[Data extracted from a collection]
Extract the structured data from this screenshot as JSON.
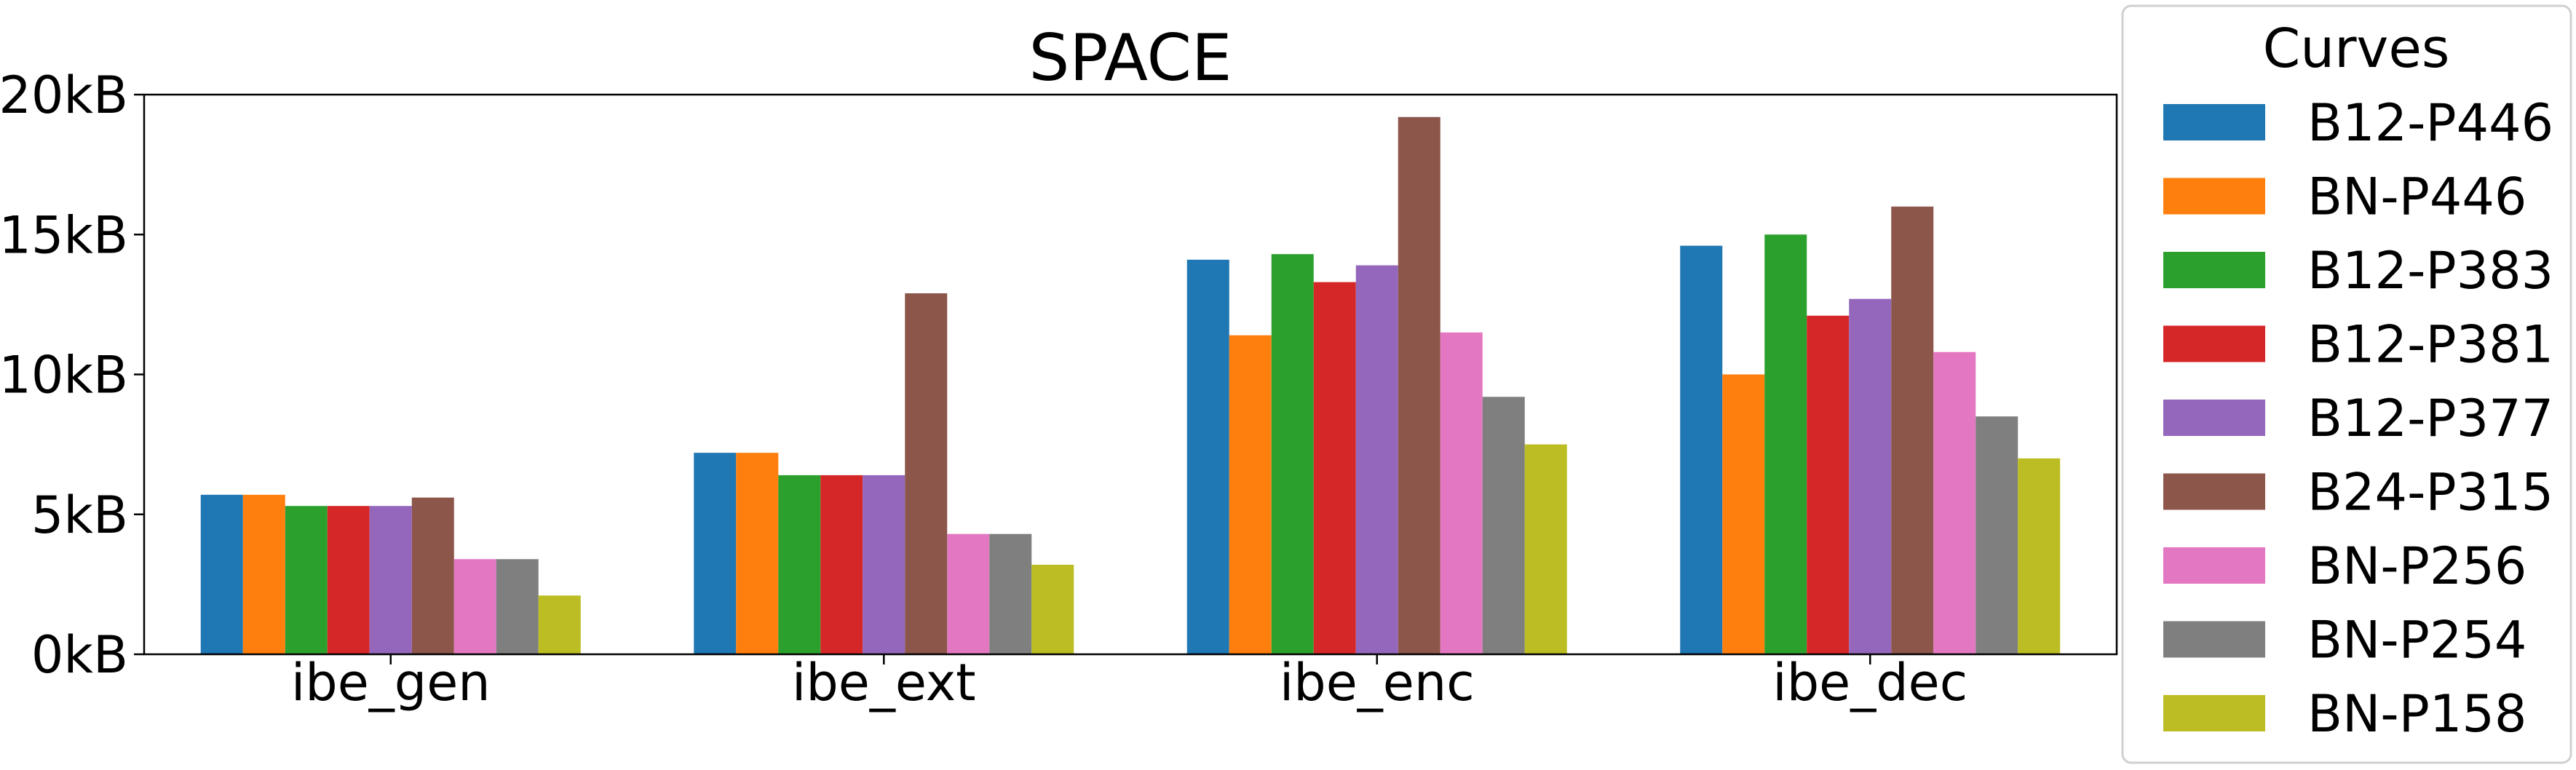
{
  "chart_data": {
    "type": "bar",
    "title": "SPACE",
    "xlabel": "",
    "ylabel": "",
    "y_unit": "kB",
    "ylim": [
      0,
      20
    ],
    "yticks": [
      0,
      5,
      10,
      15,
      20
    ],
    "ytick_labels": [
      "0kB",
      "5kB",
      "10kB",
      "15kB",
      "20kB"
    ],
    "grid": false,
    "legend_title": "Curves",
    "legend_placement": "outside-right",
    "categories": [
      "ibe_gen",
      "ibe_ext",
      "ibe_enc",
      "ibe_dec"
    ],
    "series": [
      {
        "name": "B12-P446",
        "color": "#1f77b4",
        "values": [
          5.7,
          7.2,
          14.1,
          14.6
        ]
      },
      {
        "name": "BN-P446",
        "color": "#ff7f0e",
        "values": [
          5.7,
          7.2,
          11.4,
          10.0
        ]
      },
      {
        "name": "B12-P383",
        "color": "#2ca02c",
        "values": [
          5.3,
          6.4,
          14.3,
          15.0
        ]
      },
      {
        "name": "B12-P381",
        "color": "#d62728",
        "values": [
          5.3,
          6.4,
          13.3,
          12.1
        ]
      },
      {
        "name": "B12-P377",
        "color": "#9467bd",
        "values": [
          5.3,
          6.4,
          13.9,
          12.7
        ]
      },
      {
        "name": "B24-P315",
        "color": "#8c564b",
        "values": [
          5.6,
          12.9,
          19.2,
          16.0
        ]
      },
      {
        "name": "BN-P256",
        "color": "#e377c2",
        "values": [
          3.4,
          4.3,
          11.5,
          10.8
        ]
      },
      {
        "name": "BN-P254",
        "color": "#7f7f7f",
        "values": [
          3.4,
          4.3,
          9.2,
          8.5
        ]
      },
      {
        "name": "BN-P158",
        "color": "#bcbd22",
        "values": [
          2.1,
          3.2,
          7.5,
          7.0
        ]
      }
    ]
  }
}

> _GIVEN TASK_
Working from the entries above, return all lines that contain "name".

> _SOLVED PROBLEM_
        "name": "B12-P446",
        "name": "BN-P446",
        "name": "B12-P383",
        "name": "B12-P381",
        "name": "B12-P377",
        "name": "B24-P315",
        "name": "BN-P256",
        "name": "BN-P254",
        "name": "BN-P158",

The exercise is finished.